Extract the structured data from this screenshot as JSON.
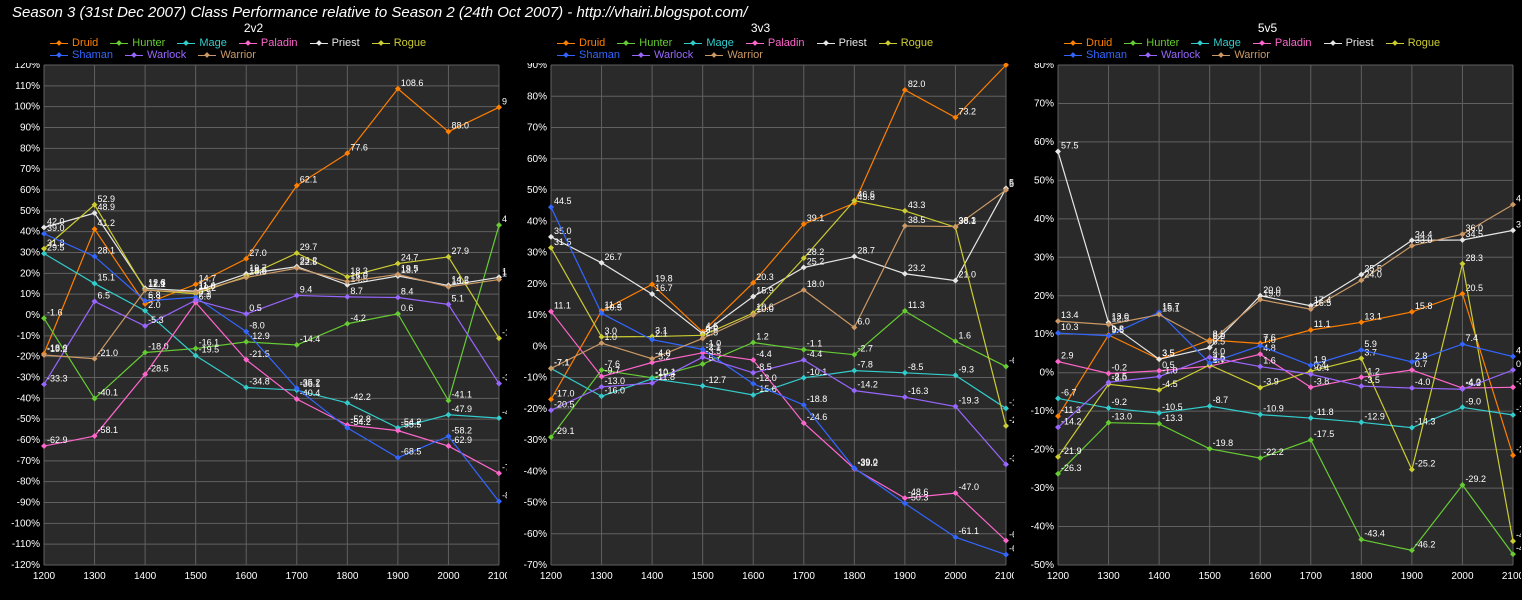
{
  "title": "Season 3 (31st Dec 2007) Class Performance relative to Season 2 (24th Oct 2007) - http://vhairi.blogspot.com/",
  "background_color": "#000000",
  "plot_background": "#2a2a2a",
  "grid_color": "#606060",
  "text_color": "#ffffff",
  "title_fontsize": 15,
  "label_fontsize": 10,
  "datalabel_fontsize": 9,
  "line_width": 1.2,
  "marker_style": "diamond",
  "marker_size": 4,
  "classes": [
    {
      "name": "Druid",
      "color": "#ff7f00"
    },
    {
      "name": "Hunter",
      "color": "#66cc33"
    },
    {
      "name": "Mage",
      "color": "#33cccc"
    },
    {
      "name": "Paladin",
      "color": "#ff66cc"
    },
    {
      "name": "Priest",
      "color": "#e6e6e6"
    },
    {
      "name": "Rogue",
      "color": "#cccc33"
    },
    {
      "name": "Shaman",
      "color": "#3366ff"
    },
    {
      "name": "Warlock",
      "color": "#9966ff"
    },
    {
      "name": "Warrior",
      "color": "#cc9966"
    }
  ],
  "x_categories": [
    1200,
    1300,
    1400,
    1500,
    1600,
    1700,
    1800,
    1900,
    2000,
    2100
  ],
  "panels": [
    {
      "title": "2v2",
      "ylim": [
        -120,
        120
      ],
      "ytick_step": 10,
      "series": {
        "Druid": [
          -18.6,
          41.2,
          5.3,
          14.7,
          27.0,
          62.1,
          77.6,
          108.6,
          88.0,
          99.7
        ],
        "Hunter": [
          -1.6,
          -40.1,
          -18.0,
          -16.1,
          -12.9,
          -14.4,
          -4.2,
          0.6,
          -41.1,
          43.1
        ],
        "Mage": [
          29.5,
          15.1,
          2.0,
          -19.5,
          -34.8,
          -36.1,
          -42.2,
          -54.2,
          -47.9,
          -49.5
        ],
        "Paladin": [
          -62.9,
          -58.1,
          -28.5,
          6.0,
          -21.5,
          -40.4,
          -52.8,
          -55.5,
          -62.9,
          -76.0
        ],
        "Priest": [
          42.0,
          48.9,
          12.8,
          11.4,
          19.7,
          23.2,
          14.5,
          18.7,
          14.2,
          18.1
        ],
        "Rogue": [
          31.8,
          52.9,
          12.1,
          10.2,
          18.5,
          29.7,
          18.3,
          24.7,
          27.9,
          -11.2
        ],
        "Shaman": [
          39.0,
          28.1,
          6.8,
          8.5,
          -8.0,
          -35.2,
          -54.2,
          -68.5,
          -58.2,
          -89.5
        ],
        "Warlock": [
          -33.3,
          6.5,
          -5.3,
          7.1,
          0.5,
          9.4,
          8.7,
          8.4,
          5.1,
          -32.9
        ],
        "Warrior": [
          -19.2,
          -21.0,
          11.9,
          11.0,
          18.0,
          22.5,
          16.0,
          19.5,
          13.5,
          17.0
        ]
      }
    },
    {
      "title": "3v3",
      "ylim": [
        -70,
        90
      ],
      "ytick_step": 10,
      "series": {
        "Druid": [
          -17.0,
          11.3,
          19.8,
          4.6,
          20.3,
          39.1,
          45.8,
          82.0,
          73.2,
          90.0
        ],
        "Hunter": [
          -29.1,
          -7.6,
          -10.1,
          -5.7,
          1.2,
          -1.1,
          -2.7,
          11.3,
          1.6,
          -6.5
        ],
        "Mage": [
          -7.1,
          -16.0,
          -10.4,
          -12.7,
          -15.6,
          -10.1,
          -7.8,
          -8.5,
          -9.3,
          -19.9
        ],
        "Paladin": [
          11.1,
          -9.7,
          -5.2,
          -2.1,
          -4.4,
          -24.6,
          -39.2,
          -48.6,
          -47.0,
          -62.2
        ],
        "Priest": [
          35.0,
          26.7,
          16.7,
          4.0,
          15.9,
          25.2,
          28.7,
          23.2,
          21.0,
          50.5
        ],
        "Rogue": [
          31.5,
          3.0,
          3.1,
          3.5,
          10.6,
          28.2,
          46.6,
          43.3,
          38.1,
          -25.5
        ],
        "Shaman": [
          44.5,
          10.5,
          2.1,
          -1.0,
          -12.0,
          -18.8,
          -39.0,
          -50.3,
          -61.1,
          -66.7
        ],
        "Warlock": [
          -20.5,
          -13.0,
          -11.8,
          -3.5,
          -8.5,
          -4.4,
          -14.2,
          -16.3,
          -19.3,
          -37.8
        ],
        "Warrior": [
          -7.1,
          1.0,
          -4.0,
          2.5,
          10.0,
          18.0,
          6.0,
          38.5,
          38.3,
          50.0
        ]
      }
    },
    {
      "title": "5v5",
      "ylim": [
        -50,
        80
      ],
      "ytick_step": 10,
      "series": {
        "Druid": [
          -11.3,
          9.8,
          3.5,
          8.5,
          7.6,
          11.1,
          13.1,
          15.8,
          20.5,
          -21.5
        ],
        "Hunter": [
          -26.3,
          -13.0,
          -13.3,
          -19.8,
          -22.2,
          -17.5,
          -43.4,
          -46.2,
          -29.2,
          -47.2
        ],
        "Mage": [
          -6.7,
          -9.2,
          -10.5,
          -8.7,
          -10.9,
          -11.8,
          -12.9,
          -14.3,
          -9.0,
          -11.0
        ],
        "Paladin": [
          2.9,
          -0.2,
          0.5,
          1.7,
          4.8,
          -3.8,
          -1.2,
          0.7,
          -4.0,
          -3.8
        ],
        "Priest": [
          57.5,
          13.0,
          3.5,
          6.5,
          20.0,
          17.4,
          25.5,
          34.4,
          34.5,
          37.0
        ],
        "Rogue": [
          -21.9,
          -3.0,
          -4.5,
          2.0,
          -3.9,
          0.4,
          3.7,
          -25.2,
          28.3,
          -43.8
        ],
        "Shaman": [
          10.3,
          9.6,
          15.7,
          2.5,
          7.0,
          1.9,
          5.9,
          2.8,
          7.4,
          4.2
        ],
        "Warlock": [
          -14.2,
          -2.5,
          -1.0,
          4.0,
          1.6,
          -0.4,
          -3.5,
          -4.0,
          -4.3,
          0.7
        ],
        "Warrior": [
          13.4,
          12.5,
          15.1,
          8.0,
          19.0,
          16.5,
          24.0,
          33.0,
          36.0,
          43.7
        ]
      }
    }
  ]
}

**********

WHAT TO WORK ON
Leave out the pictures and copy every record above exactly.

CORRECT RESULT
Extract the structured data from this screenshot as JSON.
{
  "title": "Season 3 (31st Dec 2007) Class Performance relative to Season 2 (24th Oct 2007) - http://vhairi.blogspot.com/",
  "background_color": "#000000",
  "plot_background": "#2a2a2a",
  "grid_color": "#606060",
  "text_color": "#ffffff",
  "title_fontsize": 15,
  "label_fontsize": 10,
  "datalabel_fontsize": 9,
  "line_width": 1.2,
  "marker_style": "diamond",
  "marker_size": 4,
  "classes": [
    {
      "name": "Druid",
      "color": "#ff7f00"
    },
    {
      "name": "Hunter",
      "color": "#66cc33"
    },
    {
      "name": "Mage",
      "color": "#33cccc"
    },
    {
      "name": "Paladin",
      "color": "#ff66cc"
    },
    {
      "name": "Priest",
      "color": "#e6e6e6"
    },
    {
      "name": "Rogue",
      "color": "#cccc33"
    },
    {
      "name": "Shaman",
      "color": "#3366ff"
    },
    {
      "name": "Warlock",
      "color": "#9966ff"
    },
    {
      "name": "Warrior",
      "color": "#cc9966"
    }
  ],
  "x_categories": [
    1200,
    1300,
    1400,
    1500,
    1600,
    1700,
    1800,
    1900,
    2000,
    2100
  ],
  "panels": [
    {
      "title": "2v2",
      "ylim": [
        -120,
        120
      ],
      "ytick_step": 10,
      "series": {
        "Druid": [
          -18.6,
          41.2,
          5.3,
          14.7,
          27.0,
          62.1,
          77.6,
          108.6,
          88.0,
          99.7
        ],
        "Hunter": [
          -1.6,
          -40.1,
          -18.0,
          -16.1,
          -12.9,
          -14.4,
          -4.2,
          0.6,
          -41.1,
          43.1
        ],
        "Mage": [
          29.5,
          15.1,
          2.0,
          -19.5,
          -34.8,
          -36.1,
          -42.2,
          -54.2,
          -47.9,
          -49.5
        ],
        "Paladin": [
          -62.9,
          -58.1,
          -28.5,
          6.0,
          -21.5,
          -40.4,
          -52.8,
          -55.5,
          -62.9,
          -76.0
        ],
        "Priest": [
          42.0,
          48.9,
          12.8,
          11.4,
          19.7,
          23.2,
          14.5,
          18.7,
          14.2,
          18.1
        ],
        "Rogue": [
          31.8,
          52.9,
          12.1,
          10.2,
          18.5,
          29.7,
          18.3,
          24.7,
          27.9,
          -11.2
        ],
        "Shaman": [
          39.0,
          28.1,
          6.8,
          8.5,
          -8.0,
          -35.2,
          -54.2,
          -68.5,
          -58.2,
          -89.5
        ],
        "Warlock": [
          -33.3,
          6.5,
          -5.3,
          7.1,
          0.5,
          9.4,
          8.7,
          8.4,
          5.1,
          -32.9
        ],
        "Warrior": [
          -19.2,
          -21.0,
          11.9,
          11.0,
          18.0,
          22.5,
          16.0,
          19.5,
          13.5,
          17.0
        ]
      }
    },
    {
      "title": "3v3",
      "ylim": [
        -70,
        90
      ],
      "ytick_step": 10,
      "series": {
        "Druid": [
          -17.0,
          11.3,
          19.8,
          4.6,
          20.3,
          39.1,
          45.8,
          82.0,
          73.2,
          90.0
        ],
        "Hunter": [
          -29.1,
          -7.6,
          -10.1,
          -5.7,
          1.2,
          -1.1,
          -2.7,
          11.3,
          1.6,
          -6.5
        ],
        "Mage": [
          -7.1,
          -16.0,
          -10.4,
          -12.7,
          -15.6,
          -10.1,
          -7.8,
          -8.5,
          -9.3,
          -19.9
        ],
        "Paladin": [
          11.1,
          -9.7,
          -5.2,
          -2.1,
          -4.4,
          -24.6,
          -39.2,
          -48.6,
          -47.0,
          -62.2
        ],
        "Priest": [
          35.0,
          26.7,
          16.7,
          4.0,
          15.9,
          25.2,
          28.7,
          23.2,
          21.0,
          50.5
        ],
        "Rogue": [
          31.5,
          3.0,
          3.1,
          3.5,
          10.6,
          28.2,
          46.6,
          43.3,
          38.1,
          -25.5
        ],
        "Shaman": [
          44.5,
          10.5,
          2.1,
          -1.0,
          -12.0,
          -18.8,
          -39.0,
          -50.3,
          -61.1,
          -66.7
        ],
        "Warlock": [
          -20.5,
          -13.0,
          -11.8,
          -3.5,
          -8.5,
          -4.4,
          -14.2,
          -16.3,
          -19.3,
          -37.8
        ],
        "Warrior": [
          -7.1,
          1.0,
          -4.0,
          2.5,
          10.0,
          18.0,
          6.0,
          38.5,
          38.3,
          50.0
        ]
      }
    },
    {
      "title": "5v5",
      "ylim": [
        -50,
        80
      ],
      "ytick_step": 10,
      "series": {
        "Druid": [
          -11.3,
          9.8,
          3.5,
          8.5,
          7.6,
          11.1,
          13.1,
          15.8,
          20.5,
          -21.5
        ],
        "Hunter": [
          -26.3,
          -13.0,
          -13.3,
          -19.8,
          -22.2,
          -17.5,
          -43.4,
          -46.2,
          -29.2,
          -47.2
        ],
        "Mage": [
          -6.7,
          -9.2,
          -10.5,
          -8.7,
          -10.9,
          -11.8,
          -12.9,
          -14.3,
          -9.0,
          -11.0
        ],
        "Paladin": [
          2.9,
          -0.2,
          0.5,
          1.7,
          4.8,
          -3.8,
          -1.2,
          0.7,
          -4.0,
          -3.8
        ],
        "Priest": [
          57.5,
          13.0,
          3.5,
          6.5,
          20.0,
          17.4,
          25.5,
          34.4,
          34.5,
          37.0
        ],
        "Rogue": [
          -21.9,
          -3.0,
          -4.5,
          2.0,
          -3.9,
          0.4,
          3.7,
          -25.2,
          28.3,
          -43.8
        ],
        "Shaman": [
          10.3,
          9.6,
          15.7,
          2.5,
          7.0,
          1.9,
          5.9,
          2.8,
          7.4,
          4.2
        ],
        "Warlock": [
          -14.2,
          -2.5,
          -1.0,
          4.0,
          1.6,
          -0.4,
          -3.5,
          -4.0,
          -4.3,
          0.7
        ],
        "Warrior": [
          13.4,
          12.5,
          15.1,
          8.0,
          19.0,
          16.5,
          24.0,
          33.0,
          36.0,
          43.7
        ]
      }
    }
  ]
}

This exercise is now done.